- TRECHO DO DOCUMENTO
>>

COMPROMISSO DE PORTO ALEGRE
Os participantes do 5° Encontro Latino-Americano pela Memória, Verdade e Justiça – “CUMPRIR COM A VERDADE”, reunidos na Assembleia Legislativa do Rio Grande do Sul, na cidade de Porto Alegre, entre 30 de março e 1° de abril de 2012, aos 48 anos do golpe de Estado no Brasil, concordam em declarar que nossos Países devem respeitar e aplicar o direito internacional e as resoluções dos organismos responsáveis pela sua aplicação e que também devem cumprir com a Verdade, esclarecendo as graves violações aos direitos humanos ocorridas durante as ditaduras vigentes na região, na segunda metade do século XX.
Como nos encontros celebrados durante todo o ano de 2011, em Buenos Aires, Montevidéu, Santiago do Chile e La Paz, nas datas dos aniversários de seus golpes de Estado, nos comprometemos a levar adiante, onde quer que seja, o caráter supranacional das convenções e dos tratados internacionais a que nossos Estados tenham aderido, os quais devem ser incorporados às nossas constituições, admitindo uma hierarquia equivalente na medida em que essas normas acolhem o direito das pessoas, povos e permitem a convivência entre as nossas nações.
Comprometemo-nos também a confrontar toda a lei, decreto ou norma que possa reduzir, anular ou restringir a proteção aos direitos humanos, e propugnar que os Estados criem legislações nacionais para assegurar a execução e o cumprimento das sentenças penais dos organismos internacionais, sem que possam ser invocados conceitos de anistia, prescrição, irretroatividade da lei penal, coisa julgada, “ne bis in idem”, ou de qualquer excludente similar de responsabilidade que obstrua a investigação e a punição dos crimes contra a humanidade, conforme já estabelece a sentença da Corte Interamericana de Direitos Humanos.
À luz das experiências recolhidas em vários de nossos países, comprometemo-nos a exigir que as Comissões da Verdade, que devem ser constituídas para o esclarecimento das violações dos direitos humanos, tenham a autonomia e o poder que lhes permitam realizar plenamente o seu trabalho, e que as instituições ou entidades criadas pelos nossos Países para a proteção e a vigilância dos direitos humanos tenham a autonomia necessária para atuar com independência a fim de que aqueles fatos nunca mais se repitam.
Reiteramos o compromisso de exigir a abertura de todos os arquivos de Estado, particularmente aqueles dos serviços de inteligência das forças armadas (necessariamente submetidas ao poder civil), para reconstruir o passado, e, simultaneamente, exigir a aprovação de normas de “habeas data” que protejam as vítimas e denunciem os violadores. Neste sentido, comprometemo-nos com a luta, desde o âmbito de nossas ações, para exigir de nossos representantes “uma vontade política” que transcenda os programas de um governo e que venha a constituir uma política de Estado para a defesa dos direitos humanos.

<<

- AMOSTRA DOS DADOS
>>

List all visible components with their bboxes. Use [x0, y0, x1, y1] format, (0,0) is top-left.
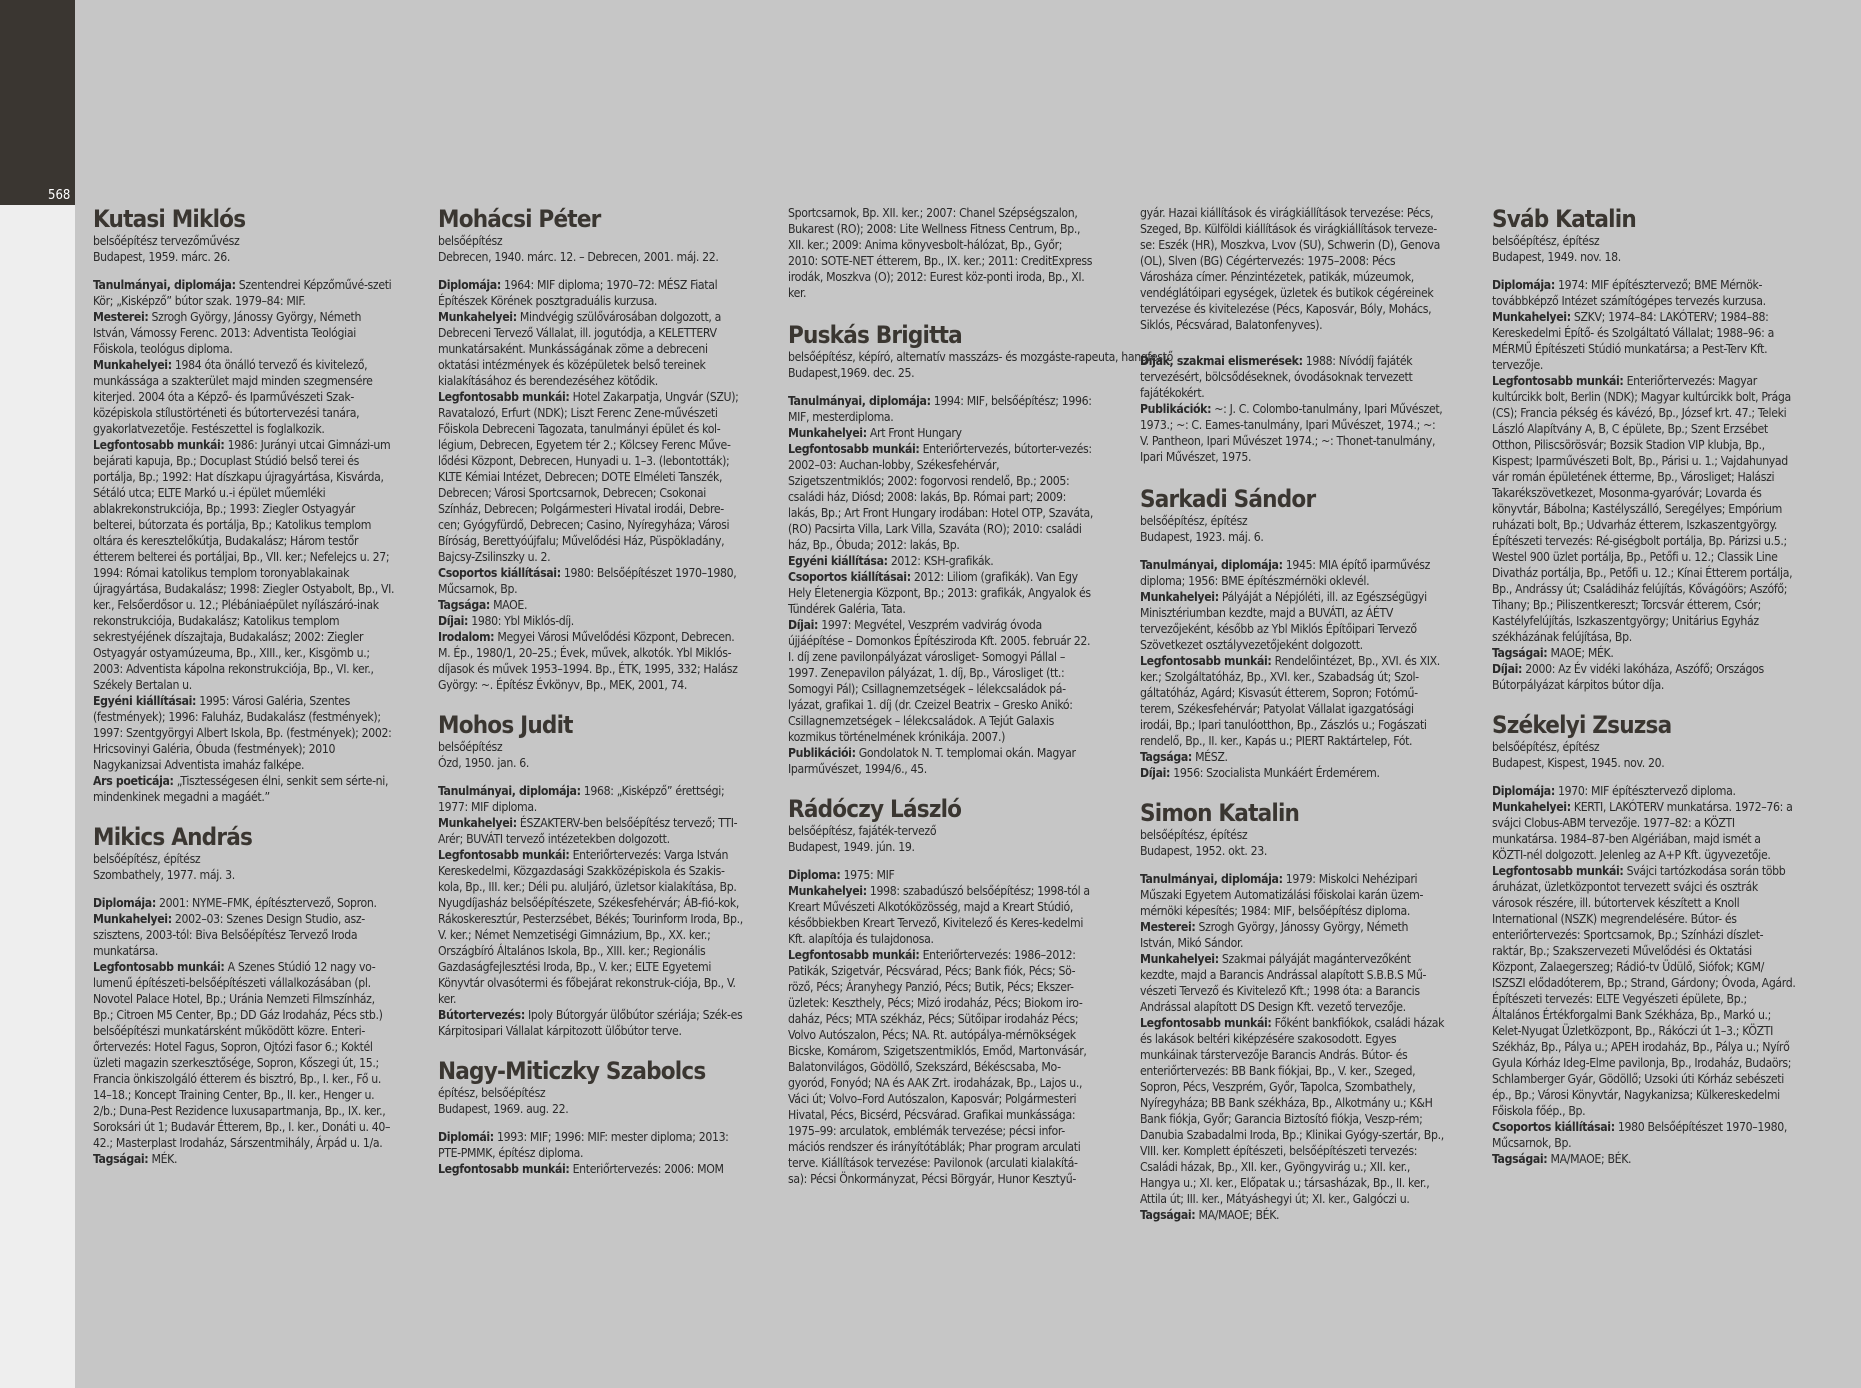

<<

- EXERCÍCIOS PROPOSTOS
**A)** Responda com base no Compromisso de Porto Alegre:
(i) Onde os participantes do 5° Encontro estavam reunidos?
(ii) Em quais cidades se realizaram os encontros de 2011?
(iii) De quais arquivos de Estado se exige a abertura em particular?
**B)** Por favor, transcreva do Compromisso de Porto Alegre o trecho que vai de "Comprometemo-nos também a" até "de Direitos Humanos.".

- GABARITO
**A)**
(i) Na Assembleia Legislativa do Rio Grande do Sul, na cidade de Porto Alegre.
(ii) Em Buenos Aires, Montevidéu, Santiago do Chile e La Paz.
(iii) Dos arquivos dos serviços de inteligência das forças armadas.

**B)**
Comprometemo-nos também a confrontar toda a lei, decreto ou norma que possa reduzir, anular ou restringir a proteção aos direitos humanos, e propugnar que os Estados criem legislações nacionais para assegurar a execução e o cumprimento das sentenças penais dos organismos internacionais, sem que possam ser invocados conceitos de anistia, prescrição, irretroatividade da lei penal, coisa julgada, “ne bis in idem”, ou de qualquer excludente similar de responsabilidade que obstrua a investigação e a punição dos crimes contra a humanidade, conforme já estabelece a sentença da Corte Interamericana de Direitos Humanos.